• [Written request] Check every line below for the word "ylabel" and copy the ones that have it.

Dataset records on visual material:
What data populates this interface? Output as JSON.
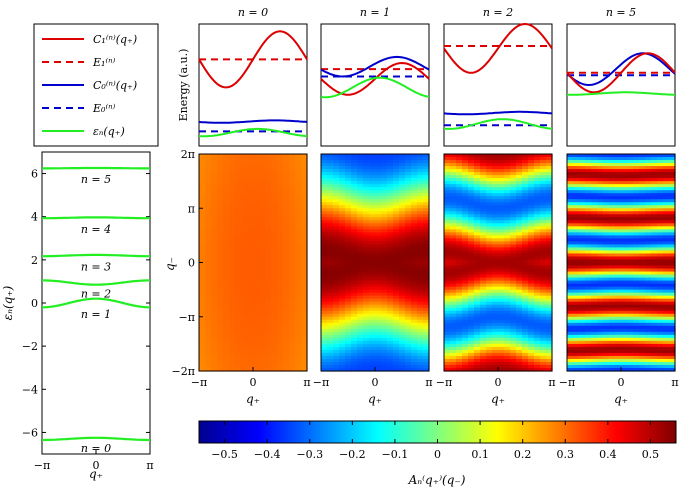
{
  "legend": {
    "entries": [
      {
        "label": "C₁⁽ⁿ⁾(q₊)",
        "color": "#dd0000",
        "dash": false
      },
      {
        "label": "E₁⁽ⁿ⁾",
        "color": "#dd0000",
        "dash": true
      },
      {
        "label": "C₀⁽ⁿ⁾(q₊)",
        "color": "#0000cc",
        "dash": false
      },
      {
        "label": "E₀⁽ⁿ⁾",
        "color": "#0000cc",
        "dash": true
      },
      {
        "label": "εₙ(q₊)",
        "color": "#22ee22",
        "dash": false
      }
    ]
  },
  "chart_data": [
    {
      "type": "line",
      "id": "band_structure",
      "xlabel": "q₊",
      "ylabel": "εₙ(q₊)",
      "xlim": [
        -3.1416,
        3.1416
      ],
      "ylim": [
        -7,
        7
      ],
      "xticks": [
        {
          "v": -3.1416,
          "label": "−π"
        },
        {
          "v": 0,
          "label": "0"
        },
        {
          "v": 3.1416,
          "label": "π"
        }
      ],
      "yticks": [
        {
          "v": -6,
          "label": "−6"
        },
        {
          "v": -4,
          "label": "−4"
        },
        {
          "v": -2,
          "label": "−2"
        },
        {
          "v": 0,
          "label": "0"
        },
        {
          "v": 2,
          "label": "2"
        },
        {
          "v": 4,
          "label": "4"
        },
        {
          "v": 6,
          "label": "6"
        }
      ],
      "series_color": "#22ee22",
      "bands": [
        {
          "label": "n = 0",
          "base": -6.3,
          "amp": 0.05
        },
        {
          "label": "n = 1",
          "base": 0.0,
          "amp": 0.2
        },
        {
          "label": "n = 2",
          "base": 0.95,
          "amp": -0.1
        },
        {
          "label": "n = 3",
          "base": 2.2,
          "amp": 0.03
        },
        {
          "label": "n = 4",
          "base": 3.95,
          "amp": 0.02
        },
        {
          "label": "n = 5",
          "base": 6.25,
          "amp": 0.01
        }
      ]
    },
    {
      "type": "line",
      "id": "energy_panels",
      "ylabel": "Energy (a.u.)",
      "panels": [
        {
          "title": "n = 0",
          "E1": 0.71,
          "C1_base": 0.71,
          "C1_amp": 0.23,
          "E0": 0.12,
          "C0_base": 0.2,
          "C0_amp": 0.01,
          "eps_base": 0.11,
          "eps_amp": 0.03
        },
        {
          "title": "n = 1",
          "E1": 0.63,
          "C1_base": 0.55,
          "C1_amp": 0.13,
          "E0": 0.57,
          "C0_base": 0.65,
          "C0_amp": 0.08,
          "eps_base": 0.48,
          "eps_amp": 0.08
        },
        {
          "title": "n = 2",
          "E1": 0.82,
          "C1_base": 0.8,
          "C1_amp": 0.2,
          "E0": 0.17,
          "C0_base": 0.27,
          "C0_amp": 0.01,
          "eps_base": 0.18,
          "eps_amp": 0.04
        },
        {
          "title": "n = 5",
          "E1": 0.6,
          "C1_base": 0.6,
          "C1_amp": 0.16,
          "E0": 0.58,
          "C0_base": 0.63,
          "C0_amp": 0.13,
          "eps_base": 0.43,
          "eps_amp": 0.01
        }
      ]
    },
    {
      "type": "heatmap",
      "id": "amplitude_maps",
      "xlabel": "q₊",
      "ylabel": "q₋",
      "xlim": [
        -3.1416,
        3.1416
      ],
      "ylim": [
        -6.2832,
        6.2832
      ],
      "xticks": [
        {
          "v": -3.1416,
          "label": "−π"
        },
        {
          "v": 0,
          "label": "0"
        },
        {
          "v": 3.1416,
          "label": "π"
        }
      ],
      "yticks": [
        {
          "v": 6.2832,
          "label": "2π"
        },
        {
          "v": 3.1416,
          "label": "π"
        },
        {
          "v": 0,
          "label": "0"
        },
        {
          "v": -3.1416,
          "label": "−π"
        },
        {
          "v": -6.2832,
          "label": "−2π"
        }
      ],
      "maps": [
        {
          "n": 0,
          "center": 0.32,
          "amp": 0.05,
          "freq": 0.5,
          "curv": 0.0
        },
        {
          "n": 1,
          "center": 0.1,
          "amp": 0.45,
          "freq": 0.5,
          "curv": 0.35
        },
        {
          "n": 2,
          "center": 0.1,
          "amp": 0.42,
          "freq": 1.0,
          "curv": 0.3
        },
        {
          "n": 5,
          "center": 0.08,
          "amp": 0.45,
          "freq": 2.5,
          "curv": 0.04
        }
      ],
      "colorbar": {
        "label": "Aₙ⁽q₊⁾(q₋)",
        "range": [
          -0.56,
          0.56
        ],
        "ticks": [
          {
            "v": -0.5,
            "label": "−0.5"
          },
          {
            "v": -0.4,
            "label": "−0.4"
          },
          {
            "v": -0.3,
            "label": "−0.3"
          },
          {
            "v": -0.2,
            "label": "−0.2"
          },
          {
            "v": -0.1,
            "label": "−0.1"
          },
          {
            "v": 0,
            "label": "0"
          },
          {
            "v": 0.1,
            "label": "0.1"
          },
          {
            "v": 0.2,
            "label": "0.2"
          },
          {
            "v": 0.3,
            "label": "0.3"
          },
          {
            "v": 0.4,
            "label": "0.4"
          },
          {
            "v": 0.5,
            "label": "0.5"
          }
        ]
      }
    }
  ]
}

• [Result]
      "ylabel": "εₙ(q₊)",
      "ylabel": "Energy (a.u.)",
      "ylabel": "q₋",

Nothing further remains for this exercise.